> **Passage given**
#####

02nd Oct 2020
When Liadan Hynes’ marriage fell apart she had to work on adjusting to the new reality. In this column she explores the myriad ways a person can find their way back to themselves
I always feel September is the real time of year for a new year’s overhaul. January should be for hunkering down on one’s couch and getting through the dark months with the help of carbs and Netflix. Nobody should be trying to carve their a new self, or make resolutions in the grim aftermath of Christmas. The sugar come-down alone is enough to send you over the edge. Who needs that kind of pressure?
September, with its golden days of Indian summer; its general feeling of unspecified nostalgia; the easing off it brings (if you have kids) of having to constantly juggle extreme childcare plans; is the time for taking something new on, if resolutions or clear outs are your thing. They are not really mine, which is why I thought I would instead offer up a list of a slightly different kind for this “other” new year we’re experiencing this week.
5 ways to ‘start again’ after divorce
It is roughly two years since my marriage ended. So for anyone at a much earlier stage in that car crash of a life event, this is a list of resolutions for you to take on now, sent back from the future, so to speak.
A list of things which I can say definitively have helped me over the last couple of years, in holding things together; holding myself together, and then eventually putting things back, not together; for there is no going back, but picking up the pieces and creating a new life.
1. A confidant. You need one friend who knows the minutiae of the whole thing. In the midst, you don’t have the energy for more than that, and it’s fine to keep other friends at a distance for now. People will understand if you go underground for a while.
But try for one who knows the ins and outs of your day-to-day. Who will check in on you, and whom you can ring whenever you need, and not have to extensively update. That will just put you off calling because it will feel exhausting when you are low, which is when you will need them most.
2. Routine. Find some sort of daily practise, some roughly stringed together list of habits that will help keep your stress levels at a vaguely manageable level.
Meditation, yoga, walking, outdoor swimming; whatever it is that works for you to bring a little bit of calm for a few minutes, that will almost imperceptibly then spread throughout your day.

#####

> **Data supplied**

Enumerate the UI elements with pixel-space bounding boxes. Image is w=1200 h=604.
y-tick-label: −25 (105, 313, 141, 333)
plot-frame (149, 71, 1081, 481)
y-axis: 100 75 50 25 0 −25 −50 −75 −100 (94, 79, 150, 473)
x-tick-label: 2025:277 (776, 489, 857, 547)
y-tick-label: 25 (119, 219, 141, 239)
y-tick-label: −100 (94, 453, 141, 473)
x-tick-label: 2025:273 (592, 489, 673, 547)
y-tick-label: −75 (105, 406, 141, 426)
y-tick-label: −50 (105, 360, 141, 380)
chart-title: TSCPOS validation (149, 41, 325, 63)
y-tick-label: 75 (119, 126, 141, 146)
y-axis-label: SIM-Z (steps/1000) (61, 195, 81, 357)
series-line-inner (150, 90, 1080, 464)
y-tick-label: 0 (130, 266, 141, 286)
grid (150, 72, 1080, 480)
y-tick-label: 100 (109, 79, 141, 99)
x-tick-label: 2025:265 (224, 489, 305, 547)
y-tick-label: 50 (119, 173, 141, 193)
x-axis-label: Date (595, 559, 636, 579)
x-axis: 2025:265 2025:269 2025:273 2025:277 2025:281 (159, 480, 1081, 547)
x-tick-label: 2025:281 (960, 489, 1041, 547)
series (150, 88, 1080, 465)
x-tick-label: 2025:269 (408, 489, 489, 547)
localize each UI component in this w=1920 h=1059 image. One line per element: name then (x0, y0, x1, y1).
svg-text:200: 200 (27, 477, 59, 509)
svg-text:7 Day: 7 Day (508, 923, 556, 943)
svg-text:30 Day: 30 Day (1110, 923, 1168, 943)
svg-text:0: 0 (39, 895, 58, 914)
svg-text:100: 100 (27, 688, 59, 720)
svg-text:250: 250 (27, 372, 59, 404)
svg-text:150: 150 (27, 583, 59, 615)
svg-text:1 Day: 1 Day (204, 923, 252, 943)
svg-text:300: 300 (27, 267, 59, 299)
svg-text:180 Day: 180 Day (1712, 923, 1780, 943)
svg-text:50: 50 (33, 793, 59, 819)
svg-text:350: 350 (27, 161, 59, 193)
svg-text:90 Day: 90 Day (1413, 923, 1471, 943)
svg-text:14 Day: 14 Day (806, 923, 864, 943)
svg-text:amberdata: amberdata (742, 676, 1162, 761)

#####

> **Tasks and exercises**
1) According to the column on starting again after divorce, why should your confidant already know the ins and outs of your day-to-day?
2) Repeat word for word the stretch of the divorce column from "02nd Oct 2020" through "kind of pressure?".

> **Expected results**
1) If you have to extensively update them, that will put you off calling, because it will feel exhausting when you are low. That is when you will need them most.

2)
02nd Oct 2020
When Liadan Hynes’ marriage fell apart she had to work on adjusting to the new reality. In this column she explores the myriad ways a person can find their way back to themselves
I always feel September is the real time of year for a new year’s overhaul. January should be for hunkering down on one’s couch and getting through the dark months with the help of carbs and Netflix. Nobody should be trying to carve their a new self, or make resolutions in the grim aftermath of Christmas. The sugar come-down alone is enough to send you over the edge. Who needs that kind of pressure?